THE EXERCISE: Reproduce the data in its entirety, exactly as supplied.

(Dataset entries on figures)
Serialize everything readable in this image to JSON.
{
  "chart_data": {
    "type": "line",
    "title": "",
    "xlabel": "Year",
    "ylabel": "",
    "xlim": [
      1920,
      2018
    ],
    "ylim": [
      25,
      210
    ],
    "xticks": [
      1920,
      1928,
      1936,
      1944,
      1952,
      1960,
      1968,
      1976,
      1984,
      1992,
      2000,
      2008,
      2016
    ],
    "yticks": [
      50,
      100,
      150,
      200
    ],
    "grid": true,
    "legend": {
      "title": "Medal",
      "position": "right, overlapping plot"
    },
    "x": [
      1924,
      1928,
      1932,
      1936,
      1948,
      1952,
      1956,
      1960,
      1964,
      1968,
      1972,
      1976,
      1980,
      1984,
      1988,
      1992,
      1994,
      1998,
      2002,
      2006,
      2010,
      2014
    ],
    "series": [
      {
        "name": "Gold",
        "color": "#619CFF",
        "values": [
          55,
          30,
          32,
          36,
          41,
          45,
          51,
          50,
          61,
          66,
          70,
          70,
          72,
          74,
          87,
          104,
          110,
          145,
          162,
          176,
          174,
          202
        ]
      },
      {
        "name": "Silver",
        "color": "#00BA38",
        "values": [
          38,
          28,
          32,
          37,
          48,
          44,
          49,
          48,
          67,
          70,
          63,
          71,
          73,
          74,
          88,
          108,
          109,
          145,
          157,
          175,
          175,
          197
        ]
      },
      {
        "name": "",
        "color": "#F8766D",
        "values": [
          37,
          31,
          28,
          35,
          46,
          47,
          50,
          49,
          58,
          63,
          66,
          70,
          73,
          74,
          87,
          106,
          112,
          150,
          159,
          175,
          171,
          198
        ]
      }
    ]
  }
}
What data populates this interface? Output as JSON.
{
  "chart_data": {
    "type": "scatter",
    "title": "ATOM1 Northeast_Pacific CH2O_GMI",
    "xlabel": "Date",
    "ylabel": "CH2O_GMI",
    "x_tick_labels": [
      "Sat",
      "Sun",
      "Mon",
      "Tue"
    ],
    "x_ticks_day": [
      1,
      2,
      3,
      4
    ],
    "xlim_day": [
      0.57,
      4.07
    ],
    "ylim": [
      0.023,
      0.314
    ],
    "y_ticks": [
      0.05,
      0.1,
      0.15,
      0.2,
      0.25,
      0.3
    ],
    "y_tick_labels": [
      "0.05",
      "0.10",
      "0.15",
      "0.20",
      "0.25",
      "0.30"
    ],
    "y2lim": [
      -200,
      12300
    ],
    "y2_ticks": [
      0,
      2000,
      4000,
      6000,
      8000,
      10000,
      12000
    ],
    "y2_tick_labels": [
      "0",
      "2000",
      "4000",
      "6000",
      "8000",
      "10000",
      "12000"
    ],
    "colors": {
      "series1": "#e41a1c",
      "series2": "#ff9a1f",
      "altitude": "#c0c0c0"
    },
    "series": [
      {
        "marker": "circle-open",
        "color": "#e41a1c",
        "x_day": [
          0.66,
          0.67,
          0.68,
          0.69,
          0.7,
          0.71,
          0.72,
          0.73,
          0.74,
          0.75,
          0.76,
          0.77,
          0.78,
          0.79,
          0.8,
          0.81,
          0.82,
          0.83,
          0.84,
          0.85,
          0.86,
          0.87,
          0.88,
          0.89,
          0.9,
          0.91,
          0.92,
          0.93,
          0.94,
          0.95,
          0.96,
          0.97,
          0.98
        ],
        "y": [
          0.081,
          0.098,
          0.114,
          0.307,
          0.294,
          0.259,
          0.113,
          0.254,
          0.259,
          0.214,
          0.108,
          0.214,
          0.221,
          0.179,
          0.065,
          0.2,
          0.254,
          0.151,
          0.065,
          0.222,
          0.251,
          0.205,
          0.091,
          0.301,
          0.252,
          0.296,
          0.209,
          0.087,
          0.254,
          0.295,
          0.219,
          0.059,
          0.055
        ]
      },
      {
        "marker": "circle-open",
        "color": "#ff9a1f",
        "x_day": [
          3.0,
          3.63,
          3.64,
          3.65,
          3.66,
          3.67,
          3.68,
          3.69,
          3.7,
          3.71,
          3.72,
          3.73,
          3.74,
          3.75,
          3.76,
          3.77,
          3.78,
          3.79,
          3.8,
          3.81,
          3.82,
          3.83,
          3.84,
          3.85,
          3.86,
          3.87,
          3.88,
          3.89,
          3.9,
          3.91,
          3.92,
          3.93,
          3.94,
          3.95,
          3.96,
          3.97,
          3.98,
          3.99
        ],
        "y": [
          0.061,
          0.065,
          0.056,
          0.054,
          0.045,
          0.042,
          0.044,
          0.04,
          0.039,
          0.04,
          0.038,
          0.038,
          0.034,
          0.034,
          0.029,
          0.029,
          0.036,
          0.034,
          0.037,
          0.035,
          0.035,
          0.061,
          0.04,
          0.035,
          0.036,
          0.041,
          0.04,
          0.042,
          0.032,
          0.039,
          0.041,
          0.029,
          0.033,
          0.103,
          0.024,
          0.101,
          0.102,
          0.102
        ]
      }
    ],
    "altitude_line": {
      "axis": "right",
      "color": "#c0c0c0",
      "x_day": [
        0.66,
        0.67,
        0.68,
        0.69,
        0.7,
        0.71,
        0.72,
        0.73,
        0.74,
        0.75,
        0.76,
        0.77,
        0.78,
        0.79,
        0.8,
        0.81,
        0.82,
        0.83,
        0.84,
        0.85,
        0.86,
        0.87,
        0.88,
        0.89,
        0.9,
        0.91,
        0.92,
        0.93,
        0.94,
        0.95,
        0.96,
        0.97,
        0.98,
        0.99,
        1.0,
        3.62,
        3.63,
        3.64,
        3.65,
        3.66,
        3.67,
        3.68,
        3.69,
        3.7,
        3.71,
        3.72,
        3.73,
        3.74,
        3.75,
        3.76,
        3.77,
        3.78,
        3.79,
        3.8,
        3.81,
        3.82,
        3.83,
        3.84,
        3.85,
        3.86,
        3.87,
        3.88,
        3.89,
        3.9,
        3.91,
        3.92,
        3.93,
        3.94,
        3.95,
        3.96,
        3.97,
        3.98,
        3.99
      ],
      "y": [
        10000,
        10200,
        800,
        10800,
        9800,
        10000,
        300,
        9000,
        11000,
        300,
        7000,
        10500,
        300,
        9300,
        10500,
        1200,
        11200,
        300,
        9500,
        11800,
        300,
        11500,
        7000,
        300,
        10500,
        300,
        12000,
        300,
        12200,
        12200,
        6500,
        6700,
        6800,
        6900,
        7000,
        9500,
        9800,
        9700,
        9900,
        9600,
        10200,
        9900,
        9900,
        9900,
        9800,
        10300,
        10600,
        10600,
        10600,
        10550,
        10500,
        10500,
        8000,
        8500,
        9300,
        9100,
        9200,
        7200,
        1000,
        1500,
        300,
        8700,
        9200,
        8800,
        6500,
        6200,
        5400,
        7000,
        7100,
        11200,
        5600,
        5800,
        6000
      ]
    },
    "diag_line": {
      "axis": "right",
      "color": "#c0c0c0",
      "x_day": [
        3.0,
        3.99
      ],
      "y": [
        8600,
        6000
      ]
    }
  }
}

FINAL ANSWER:
Serialize everything readable in this image to JSON.
{
  "chart_data": {
    "type": "line",
    "title": "",
    "xlabel": "Year",
    "ylabel": "",
    "xlim": [
      1920,
      2018
    ],
    "ylim": [
      25,
      210
    ],
    "xticks": [
      1920,
      1928,
      1936,
      1944,
      1952,
      1960,
      1968,
      1976,
      1984,
      1992,
      2000,
      2008,
      2016
    ],
    "yticks": [
      50,
      100,
      150,
      200
    ],
    "grid": true,
    "legend": {
      "title": "Medal",
      "position": "right, overlapping plot"
    },
    "x": [
      1924,
      1928,
      1932,
      1936,
      1948,
      1952,
      1956,
      1960,
      1964,
      1968,
      1972,
      1976,
      1980,
      1984,
      1988,
      1992,
      1994,
      1998,
      2002,
      2006,
      2010,
      2014
    ],
    "series": [
      {
        "name": "Gold",
        "color": "#619CFF",
        "values": [
          55,
          30,
          32,
          36,
          41,
          45,
          51,
          50,
          61,
          66,
          70,
          70,
          72,
          74,
          87,
          104,
          110,
          145,
          162,
          176,
          174,
          202
        ]
      },
      {
        "name": "Silver",
        "color": "#00BA38",
        "values": [
          38,
          28,
          32,
          37,
          48,
          44,
          49,
          48,
          67,
          70,
          63,
          71,
          73,
          74,
          88,
          108,
          109,
          145,
          157,
          175,
          175,
          197
        ]
      },
      {
        "name": "",
        "color": "#F8766D",
        "values": [
          37,
          31,
          28,
          35,
          46,
          47,
          50,
          49,
          58,
          63,
          66,
          70,
          73,
          74,
          87,
          106,
          112,
          150,
          159,
          175,
          171,
          198
        ]
      }
    ]
  }
}
What data populates this interface? Output as JSON.
{
  "chart_data": {
    "type": "scatter",
    "title": "ATOM1 Northeast_Pacific CH2O_GMI",
    "xlabel": "Date",
    "ylabel": "CH2O_GMI",
    "x_tick_labels": [
      "Sat",
      "Sun",
      "Mon",
      "Tue"
    ],
    "x_ticks_day": [
      1,
      2,
      3,
      4
    ],
    "xlim_day": [
      0.57,
      4.07
    ],
    "ylim": [
      0.023,
      0.314
    ],
    "y_ticks": [
      0.05,
      0.1,
      0.15,
      0.2,
      0.25,
      0.3
    ],
    "y_tick_labels": [
      "0.05",
      "0.10",
      "0.15",
      "0.20",
      "0.25",
      "0.30"
    ],
    "y2lim": [
      -200,
      12300
    ],
    "y2_ticks": [
      0,
      2000,
      4000,
      6000,
      8000,
      10000,
      12000
    ],
    "y2_tick_labels": [
      "0",
      "2000",
      "4000",
      "6000",
      "8000",
      "10000",
      "12000"
    ],
    "colors": {
      "series1": "#e41a1c",
      "series2": "#ff9a1f",
      "altitude": "#c0c0c0"
    },
    "series": [
      {
        "marker": "circle-open",
        "color": "#e41a1c",
        "x_day": [
          0.66,
          0.67,
          0.68,
          0.69,
          0.7,
          0.71,
          0.72,
          0.73,
          0.74,
          0.75,
          0.76,
          0.77,
          0.78,
          0.79,
          0.8,
          0.81,
          0.82,
          0.83,
          0.84,
          0.85,
          0.86,
          0.87,
          0.88,
          0.89,
          0.9,
          0.91,
          0.92,
          0.93,
          0.94,
          0.95,
          0.96,
          0.97,
          0.98
        ],
        "y": [
          0.081,
          0.098,
          0.114,
          0.307,
          0.294,
          0.259,
          0.113,
          0.254,
          0.259,
          0.214,
          0.108,
          0.214,
          0.221,
          0.179,
          0.065,
          0.2,
          0.254,
          0.151,
          0.065,
          0.222,
          0.251,
          0.205,
          0.091,
          0.301,
          0.252,
          0.296,
          0.209,
          0.087,
          0.254,
          0.295,
          0.219,
          0.059,
          0.055
        ]
      },
      {
        "marker": "circle-open",
        "color": "#ff9a1f",
        "x_day": [
          3.0,
          3.63,
          3.64,
          3.65,
          3.66,
          3.67,
          3.68,
          3.69,
          3.7,
          3.71,
          3.72,
          3.73,
          3.74,
          3.75,
          3.76,
          3.77,
          3.78,
          3.79,
          3.8,
          3.81,
          3.82,
          3.83,
          3.84,
          3.85,
          3.86,
          3.87,
          3.88,
          3.89,
          3.9,
          3.91,
          3.92,
          3.93,
          3.94,
          3.95,
          3.96,
          3.97,
          3.98,
          3.99
        ],
        "y": [
          0.061,
          0.065,
          0.056,
          0.054,
          0.045,
          0.042,
          0.044,
          0.04,
          0.039,
          0.04,
          0.038,
          0.038,
          0.034,
          0.034,
          0.029,
          0.029,
          0.036,
          0.034,
          0.037,
          0.035,
          0.035,
          0.061,
          0.04,
          0.035,
          0.036,
          0.041,
          0.04,
          0.042,
          0.032,
          0.039,
          0.041,
          0.029,
          0.033,
          0.103,
          0.024,
          0.101,
          0.102,
          0.102
        ]
      }
    ],
    "altitude_line": {
      "axis": "right",
      "color": "#c0c0c0",
      "x_day": [
        0.66,
        0.67,
        0.68,
        0.69,
        0.7,
        0.71,
        0.72,
        0.73,
        0.74,
        0.75,
        0.76,
        0.77,
        0.78,
        0.79,
        0.8,
        0.81,
        0.82,
        0.83,
        0.84,
        0.85,
        0.86,
        0.87,
        0.88,
        0.89,
        0.9,
        0.91,
        0.92,
        0.93,
        0.94,
        0.95,
        0.96,
        0.97,
        0.98,
        0.99,
        1.0,
        3.62,
        3.63,
        3.64,
        3.65,
        3.66,
        3.67,
        3.68,
        3.69,
        3.7,
        3.71,
        3.72,
        3.73,
        3.74,
        3.75,
        3.76,
        3.77,
        3.78,
        3.79,
        3.8,
        3.81,
        3.82,
        3.83,
        3.84,
        3.85,
        3.86,
        3.87,
        3.88,
        3.89,
        3.9,
        3.91,
        3.92,
        3.93,
        3.94,
        3.95,
        3.96,
        3.97,
        3.98,
        3.99
      ],
      "y": [
        10000,
        10200,
        800,
        10800,
        9800,
        10000,
        300,
        9000,
        11000,
        300,
        7000,
        10500,
        300,
        9300,
        10500,
        1200,
        11200,
        300,
        9500,
        11800,
        300,
        11500,
        7000,
        300,
        10500,
        300,
        12000,
        300,
        12200,
        12200,
        6500,
        6700,
        6800,
        6900,
        7000,
        9500,
        9800,
        9700,
        9900,
        9600,
        10200,
        9900,
        9900,
        9900,
        9800,
        10300,
        10600,
        10600,
        10600,
        10550,
        10500,
        10500,
        8000,
        8500,
        9300,
        9100,
        9200,
        7200,
        1000,
        1500,
        300,
        8700,
        9200,
        8800,
        6500,
        6200,
        5400,
        7000,
        7100,
        11200,
        5600,
        5800,
        6000
      ]
    },
    "diag_line": {
      "axis": "right",
      "color": "#c0c0c0",
      "x_day": [
        3.0,
        3.99
      ],
      "y": [
        8600,
        6000
      ]
    }
  }
}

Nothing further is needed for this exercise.